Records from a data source

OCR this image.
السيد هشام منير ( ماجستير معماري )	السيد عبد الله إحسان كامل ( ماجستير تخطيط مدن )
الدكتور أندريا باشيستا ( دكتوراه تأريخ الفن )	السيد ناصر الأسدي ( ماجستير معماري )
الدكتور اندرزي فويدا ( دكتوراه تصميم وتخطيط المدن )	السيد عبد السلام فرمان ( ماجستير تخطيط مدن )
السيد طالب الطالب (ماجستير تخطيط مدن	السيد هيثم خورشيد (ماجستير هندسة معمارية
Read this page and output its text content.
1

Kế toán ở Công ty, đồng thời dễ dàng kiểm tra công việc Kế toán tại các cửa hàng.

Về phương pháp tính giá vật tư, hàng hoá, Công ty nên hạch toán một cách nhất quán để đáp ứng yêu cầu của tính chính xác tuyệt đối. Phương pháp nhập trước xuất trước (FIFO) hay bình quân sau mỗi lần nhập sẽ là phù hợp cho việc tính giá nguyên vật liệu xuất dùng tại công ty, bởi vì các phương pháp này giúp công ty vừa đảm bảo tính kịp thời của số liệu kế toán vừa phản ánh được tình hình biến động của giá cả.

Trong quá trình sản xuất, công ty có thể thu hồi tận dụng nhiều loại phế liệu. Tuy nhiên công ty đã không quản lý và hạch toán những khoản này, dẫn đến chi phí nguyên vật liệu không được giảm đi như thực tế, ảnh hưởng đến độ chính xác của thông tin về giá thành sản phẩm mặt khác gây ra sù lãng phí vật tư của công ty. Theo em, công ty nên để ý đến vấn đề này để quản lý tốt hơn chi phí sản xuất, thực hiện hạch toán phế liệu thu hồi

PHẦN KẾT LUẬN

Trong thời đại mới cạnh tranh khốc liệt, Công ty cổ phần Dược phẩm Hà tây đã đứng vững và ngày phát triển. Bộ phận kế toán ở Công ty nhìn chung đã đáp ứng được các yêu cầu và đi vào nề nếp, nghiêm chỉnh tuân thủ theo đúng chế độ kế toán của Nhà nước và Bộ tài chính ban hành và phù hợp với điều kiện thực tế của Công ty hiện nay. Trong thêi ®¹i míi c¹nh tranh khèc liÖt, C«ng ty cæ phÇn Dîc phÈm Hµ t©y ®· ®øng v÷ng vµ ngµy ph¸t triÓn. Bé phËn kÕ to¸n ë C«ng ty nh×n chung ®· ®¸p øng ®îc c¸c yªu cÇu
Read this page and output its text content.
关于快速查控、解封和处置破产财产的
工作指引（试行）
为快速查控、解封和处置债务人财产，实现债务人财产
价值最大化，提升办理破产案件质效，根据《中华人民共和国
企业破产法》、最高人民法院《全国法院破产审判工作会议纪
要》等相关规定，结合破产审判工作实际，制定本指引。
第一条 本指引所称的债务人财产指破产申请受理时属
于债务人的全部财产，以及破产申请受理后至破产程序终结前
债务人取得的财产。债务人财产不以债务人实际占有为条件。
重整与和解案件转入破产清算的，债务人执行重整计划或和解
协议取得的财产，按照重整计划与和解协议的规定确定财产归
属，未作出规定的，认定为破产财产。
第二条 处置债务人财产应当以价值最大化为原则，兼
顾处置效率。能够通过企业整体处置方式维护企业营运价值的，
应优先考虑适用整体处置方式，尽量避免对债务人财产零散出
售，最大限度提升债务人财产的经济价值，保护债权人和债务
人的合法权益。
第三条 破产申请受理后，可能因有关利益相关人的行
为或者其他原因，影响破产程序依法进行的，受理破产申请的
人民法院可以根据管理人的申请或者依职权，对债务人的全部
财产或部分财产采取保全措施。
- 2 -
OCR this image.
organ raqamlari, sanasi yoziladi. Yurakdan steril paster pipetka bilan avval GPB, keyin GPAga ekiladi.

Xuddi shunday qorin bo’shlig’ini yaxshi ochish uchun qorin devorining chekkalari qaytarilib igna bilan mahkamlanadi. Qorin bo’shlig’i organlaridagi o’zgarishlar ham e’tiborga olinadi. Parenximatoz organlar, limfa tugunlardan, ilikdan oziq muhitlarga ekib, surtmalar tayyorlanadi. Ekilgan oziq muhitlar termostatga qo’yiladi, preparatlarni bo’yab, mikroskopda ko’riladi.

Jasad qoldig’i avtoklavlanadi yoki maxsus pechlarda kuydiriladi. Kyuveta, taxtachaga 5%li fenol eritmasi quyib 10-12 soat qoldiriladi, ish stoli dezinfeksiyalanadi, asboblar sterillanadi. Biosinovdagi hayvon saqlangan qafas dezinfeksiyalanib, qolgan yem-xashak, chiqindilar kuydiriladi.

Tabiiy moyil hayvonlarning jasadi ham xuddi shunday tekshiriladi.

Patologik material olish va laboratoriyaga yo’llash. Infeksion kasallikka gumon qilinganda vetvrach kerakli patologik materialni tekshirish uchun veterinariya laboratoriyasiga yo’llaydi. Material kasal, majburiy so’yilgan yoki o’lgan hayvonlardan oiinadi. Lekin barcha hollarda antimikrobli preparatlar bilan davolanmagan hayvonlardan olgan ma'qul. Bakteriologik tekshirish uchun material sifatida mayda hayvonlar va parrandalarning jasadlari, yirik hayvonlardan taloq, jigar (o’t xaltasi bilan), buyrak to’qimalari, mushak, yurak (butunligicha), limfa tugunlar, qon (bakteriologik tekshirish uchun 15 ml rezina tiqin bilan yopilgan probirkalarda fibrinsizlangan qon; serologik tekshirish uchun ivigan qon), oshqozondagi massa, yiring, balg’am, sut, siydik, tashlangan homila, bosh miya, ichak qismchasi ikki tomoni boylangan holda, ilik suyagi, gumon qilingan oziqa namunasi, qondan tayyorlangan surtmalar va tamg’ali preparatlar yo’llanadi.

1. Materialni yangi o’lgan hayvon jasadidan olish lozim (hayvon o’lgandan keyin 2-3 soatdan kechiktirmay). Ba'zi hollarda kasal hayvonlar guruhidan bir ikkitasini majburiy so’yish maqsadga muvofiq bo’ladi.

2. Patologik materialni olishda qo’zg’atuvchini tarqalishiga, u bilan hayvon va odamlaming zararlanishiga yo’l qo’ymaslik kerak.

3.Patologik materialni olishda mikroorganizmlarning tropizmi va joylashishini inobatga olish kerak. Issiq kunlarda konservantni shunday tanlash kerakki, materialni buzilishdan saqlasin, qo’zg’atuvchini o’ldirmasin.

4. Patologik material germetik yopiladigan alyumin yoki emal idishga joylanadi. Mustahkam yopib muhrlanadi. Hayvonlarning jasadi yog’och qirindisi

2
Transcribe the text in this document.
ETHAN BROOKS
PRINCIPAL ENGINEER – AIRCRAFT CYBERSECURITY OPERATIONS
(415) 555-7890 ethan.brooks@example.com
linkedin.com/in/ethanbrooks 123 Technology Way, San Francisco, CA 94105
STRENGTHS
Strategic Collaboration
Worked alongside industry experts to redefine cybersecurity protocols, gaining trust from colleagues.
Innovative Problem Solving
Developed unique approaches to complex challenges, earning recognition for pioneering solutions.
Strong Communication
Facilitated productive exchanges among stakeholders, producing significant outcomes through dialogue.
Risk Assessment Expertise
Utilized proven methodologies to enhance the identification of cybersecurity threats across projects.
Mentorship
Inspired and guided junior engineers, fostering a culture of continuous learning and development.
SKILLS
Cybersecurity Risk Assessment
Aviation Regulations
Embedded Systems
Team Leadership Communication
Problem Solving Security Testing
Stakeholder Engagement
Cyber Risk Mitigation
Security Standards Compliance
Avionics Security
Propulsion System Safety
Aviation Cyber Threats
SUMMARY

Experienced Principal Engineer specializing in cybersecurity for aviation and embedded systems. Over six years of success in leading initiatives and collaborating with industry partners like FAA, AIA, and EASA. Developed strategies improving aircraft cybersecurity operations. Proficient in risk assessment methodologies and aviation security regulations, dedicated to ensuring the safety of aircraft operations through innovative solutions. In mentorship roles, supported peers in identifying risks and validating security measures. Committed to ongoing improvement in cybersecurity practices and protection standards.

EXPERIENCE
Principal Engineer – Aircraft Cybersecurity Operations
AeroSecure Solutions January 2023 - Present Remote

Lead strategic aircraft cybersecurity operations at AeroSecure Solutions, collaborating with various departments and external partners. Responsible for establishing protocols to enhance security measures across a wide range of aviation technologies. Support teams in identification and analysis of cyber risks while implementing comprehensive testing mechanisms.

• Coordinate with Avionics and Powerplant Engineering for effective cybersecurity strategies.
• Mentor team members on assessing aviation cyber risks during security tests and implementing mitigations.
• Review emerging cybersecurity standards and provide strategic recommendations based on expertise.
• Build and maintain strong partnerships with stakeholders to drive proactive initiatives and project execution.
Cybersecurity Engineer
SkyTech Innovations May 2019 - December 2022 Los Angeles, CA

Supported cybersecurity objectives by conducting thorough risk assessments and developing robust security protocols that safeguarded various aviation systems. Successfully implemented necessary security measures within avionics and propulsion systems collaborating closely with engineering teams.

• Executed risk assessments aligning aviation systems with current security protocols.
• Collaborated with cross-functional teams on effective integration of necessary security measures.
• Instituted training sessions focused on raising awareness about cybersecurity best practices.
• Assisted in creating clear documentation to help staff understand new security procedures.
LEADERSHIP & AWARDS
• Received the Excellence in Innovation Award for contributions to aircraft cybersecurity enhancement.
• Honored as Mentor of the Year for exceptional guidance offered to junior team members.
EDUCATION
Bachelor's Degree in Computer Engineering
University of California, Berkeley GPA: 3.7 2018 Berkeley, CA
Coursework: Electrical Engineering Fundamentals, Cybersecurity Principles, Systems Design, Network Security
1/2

What needs to be done
Return every line above in which the string "phẩm" occurs.

Result for this task
Trong quá trình sản xuất, công ty có thể thu hồi tận dụng nhiều loại phế liệu. Tuy nhiên công ty đã không quản lý và hạch toán những khoản này, dẫn đến chi phí nguyên vật liệu không được giảm đi như thực tế, ảnh hưởng đến độ chính xác của thông tin về giá thành sản phẩm mặt khác gây ra sù lãng phí vật tư của công ty. Theo em, công ty nên để ý đến vấn đề này để quản lý tốt hơn chi phí sản xuất, thực hiện hạch toán phế liệu thu hồi
Trong thời đại mới cạnh tranh khốc liệt, Công ty cổ phần Dược phẩm Hà tây đã đứng vững và ngày phát triển. Bộ phận kế toán ở Công ty nhìn chung đã đáp ứng được các yêu cầu và đi vào nề nếp, nghiêm chỉnh tuân thủ theo đúng chế độ kế toán của Nhà nước và Bộ tài chính ban hành và phù hợp với điều kiện thực tế của Công ty hiện nay. Trong thêi ®¹i míi c¹nh tranh khèc liÖt, C«ng ty cæ phÇn Dîc phÈm Hµ t©y ®· ®øng v÷ng vµ ngµy ph¸t triÓn. Bé phËn kÕ to¸n ë C«ng ty nh×n chung ®· ®¸p øng ®îc c¸c yªu cÇu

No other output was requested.